### TEXT SHOWN:
== == ==
Yet another vectorized engine

From: Hubert Zhang <hzhang(at)pivotal(dot)io>
To: pgsql-hackers(at)lists(dot)postgresql(dot)org
Cc: Gang Xiong <gxiong(at)pivotal(dot)io>, Asim R P <apraveen(at)pivotal(dot)io>, Ning Yu <nyu(at)pivotal(dot)io>
Subject: Yet another vectorized engine
Date: 2019-11-28 09:23:59
Message-ID: CAB0yrem3PYu2qQD4=JOg8y_5QAK+Q+K5yEptxs0t71j5cRyoOQ@mail.gmail.com
Views: Raw Message | Whole Thread | Download mbox | Resend email
Thread:
Lists: pgsql-hackers

Hi hackers,

We just want to introduce another POC for vectorized execution engine
https://github.com/zhangh43/vectorize_engine and want to get some feedback
on the idea.

The basic idea is to extend the TupleTableSlot and introduce
VectorTupleTableSlot, which is an array of datums organized by projected
columns. The array of datum per column is continuous in memory. This makes
the expression evaluation cache friendly and SIMD could be utilized. We
have refactored the SeqScanNode and AggNode to support VectorTupleTableSlot
currently.

Below are features in our design.
1. Pure extension. We don't hack any code into postgres kernel.

2. CustomScan node. We use CustomScan framework to replace original
executor node such as SeqScan, Agg etc. Based on CustomScan, we could
extend the CustomScanState, BeginCustomScan(), ExecCustomScan(),
EndCustomScan() interface to implement vectorize executor logic.

3. Post planner hook. After plan is generated, we use plan_tree_walker to
traverse the plan tree and check whether it could be vectorized. If yes,
the non-vectorized nodes (SeqScan, Agg etc.) are replaced with vectorized
nodes (in form of CustomScan node) and use vectorized executor. If no, we
will revert to the original plan and use non-vectorized executor. In future
this part could be enhanced, for example, instead of revert to original
plan when some nodes cannot be vectorized, we could add Batch/UnBatch node
to generate a plan with both vectorized as well as non-vectorized node.

4. Support implement new vectorized executor node gradually. We currently
only vectorized SeqScan and Agg but other queries which including Join
could also be run when vectorize extension is enabled.

5. Inherit original executor code. Instead of rewriting the whole executor,
we choose a more smooth method to modify current Postgres executor node and
make it vectorized. We copy the current executor node's c file into our
extension, and add vectorize logic based on it. When Postgres enhance its
executor, we could relatively easily merge them back. We want to know
whether this is a good way to write vectorized executor extension?

6. Pluggable storage. Postgres has supported pluggable storage now.
== == ==
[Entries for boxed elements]
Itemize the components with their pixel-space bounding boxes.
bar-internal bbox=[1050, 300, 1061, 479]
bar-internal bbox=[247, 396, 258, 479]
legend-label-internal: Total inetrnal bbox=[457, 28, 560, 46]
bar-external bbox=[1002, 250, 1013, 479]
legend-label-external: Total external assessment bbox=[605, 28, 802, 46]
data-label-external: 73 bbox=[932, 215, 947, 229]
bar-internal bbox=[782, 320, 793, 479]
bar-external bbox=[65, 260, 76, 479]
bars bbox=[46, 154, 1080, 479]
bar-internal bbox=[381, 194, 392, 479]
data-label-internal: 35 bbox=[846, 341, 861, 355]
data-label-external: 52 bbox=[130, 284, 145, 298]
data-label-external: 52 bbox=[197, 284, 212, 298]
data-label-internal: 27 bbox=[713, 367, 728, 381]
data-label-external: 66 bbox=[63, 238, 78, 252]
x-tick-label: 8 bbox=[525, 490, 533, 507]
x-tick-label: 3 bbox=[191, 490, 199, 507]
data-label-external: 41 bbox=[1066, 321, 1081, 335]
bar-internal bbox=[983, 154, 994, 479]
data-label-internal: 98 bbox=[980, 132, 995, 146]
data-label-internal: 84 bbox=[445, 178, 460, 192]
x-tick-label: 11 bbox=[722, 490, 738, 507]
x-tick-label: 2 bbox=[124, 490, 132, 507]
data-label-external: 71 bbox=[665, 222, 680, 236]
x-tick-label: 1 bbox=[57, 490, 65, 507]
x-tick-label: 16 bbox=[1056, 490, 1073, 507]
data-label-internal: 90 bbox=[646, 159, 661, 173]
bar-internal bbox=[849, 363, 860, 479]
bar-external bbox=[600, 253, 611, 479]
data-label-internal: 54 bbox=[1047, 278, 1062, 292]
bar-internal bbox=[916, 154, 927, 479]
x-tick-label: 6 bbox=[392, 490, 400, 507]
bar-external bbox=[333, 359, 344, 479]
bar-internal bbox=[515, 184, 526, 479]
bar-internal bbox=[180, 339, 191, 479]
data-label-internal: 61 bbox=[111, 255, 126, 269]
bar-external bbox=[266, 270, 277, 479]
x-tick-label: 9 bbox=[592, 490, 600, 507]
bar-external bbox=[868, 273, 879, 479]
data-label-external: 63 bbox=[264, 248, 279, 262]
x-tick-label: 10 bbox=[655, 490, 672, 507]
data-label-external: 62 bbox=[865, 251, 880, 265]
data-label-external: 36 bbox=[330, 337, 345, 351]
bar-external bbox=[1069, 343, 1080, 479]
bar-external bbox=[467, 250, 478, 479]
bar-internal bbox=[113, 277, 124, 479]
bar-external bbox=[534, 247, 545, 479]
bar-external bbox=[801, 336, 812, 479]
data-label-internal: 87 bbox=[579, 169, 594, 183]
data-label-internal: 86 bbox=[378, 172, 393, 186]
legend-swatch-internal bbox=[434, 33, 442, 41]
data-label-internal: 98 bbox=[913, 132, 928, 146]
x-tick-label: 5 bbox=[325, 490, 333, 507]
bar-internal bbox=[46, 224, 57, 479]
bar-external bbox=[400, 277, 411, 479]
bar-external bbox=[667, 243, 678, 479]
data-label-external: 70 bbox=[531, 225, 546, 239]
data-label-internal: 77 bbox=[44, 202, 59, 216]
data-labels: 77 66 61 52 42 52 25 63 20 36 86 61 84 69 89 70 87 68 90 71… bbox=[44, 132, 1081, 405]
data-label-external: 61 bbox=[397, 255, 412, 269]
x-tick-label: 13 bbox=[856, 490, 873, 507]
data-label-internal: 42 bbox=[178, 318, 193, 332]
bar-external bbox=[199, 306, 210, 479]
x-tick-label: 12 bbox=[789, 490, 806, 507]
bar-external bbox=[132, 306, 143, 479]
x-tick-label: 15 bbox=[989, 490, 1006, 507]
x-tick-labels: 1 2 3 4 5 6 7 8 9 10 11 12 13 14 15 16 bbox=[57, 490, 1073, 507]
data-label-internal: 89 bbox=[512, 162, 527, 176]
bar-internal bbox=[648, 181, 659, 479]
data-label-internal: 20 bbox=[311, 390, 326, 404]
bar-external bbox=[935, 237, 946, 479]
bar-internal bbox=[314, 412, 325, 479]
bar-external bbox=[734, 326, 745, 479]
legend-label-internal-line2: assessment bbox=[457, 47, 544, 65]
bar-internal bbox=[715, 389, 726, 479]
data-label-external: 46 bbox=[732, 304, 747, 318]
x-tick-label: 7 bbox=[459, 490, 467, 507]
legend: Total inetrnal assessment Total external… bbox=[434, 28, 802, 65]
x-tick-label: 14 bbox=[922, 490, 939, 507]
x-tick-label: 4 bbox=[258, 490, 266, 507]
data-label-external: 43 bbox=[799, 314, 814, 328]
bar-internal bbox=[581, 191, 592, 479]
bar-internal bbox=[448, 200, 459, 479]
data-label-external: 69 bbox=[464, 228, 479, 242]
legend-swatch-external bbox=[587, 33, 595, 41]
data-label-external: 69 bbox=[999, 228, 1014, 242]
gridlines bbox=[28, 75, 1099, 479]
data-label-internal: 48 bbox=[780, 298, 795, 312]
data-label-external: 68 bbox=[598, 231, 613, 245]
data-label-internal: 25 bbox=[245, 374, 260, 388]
== == ==
### THINGS TO DO:
- A) According to the vectorized engine post, which executor nodes have been refactored so far to support VectorTupleTableSlot?
- B) Reproduce word for word the part of the vectorized engine post starting at "3. Post planner" and ending at "as non-vectorized node.".

### RESPONSES TO THE TASKS:
- A) The SeqScanNode and the AggNode.

- B)
3. Post planner hook. After plan is generated, we use plan_tree_walker to
traverse the plan tree and check whether it could be vectorized. If yes,
the non-vectorized nodes (SeqScan, Agg etc.) are replaced with vectorized
nodes (in form of CustomScan node) and use vectorized executor. If no, we
will revert to the original plan and use non-vectorized executor. In future
this part could be enhanced, for example, instead of revert to original
plan when some nodes cannot be vectorized, we could add Batch/UnBatch node
to generate a plan with both vectorized as well as non-vectorized node.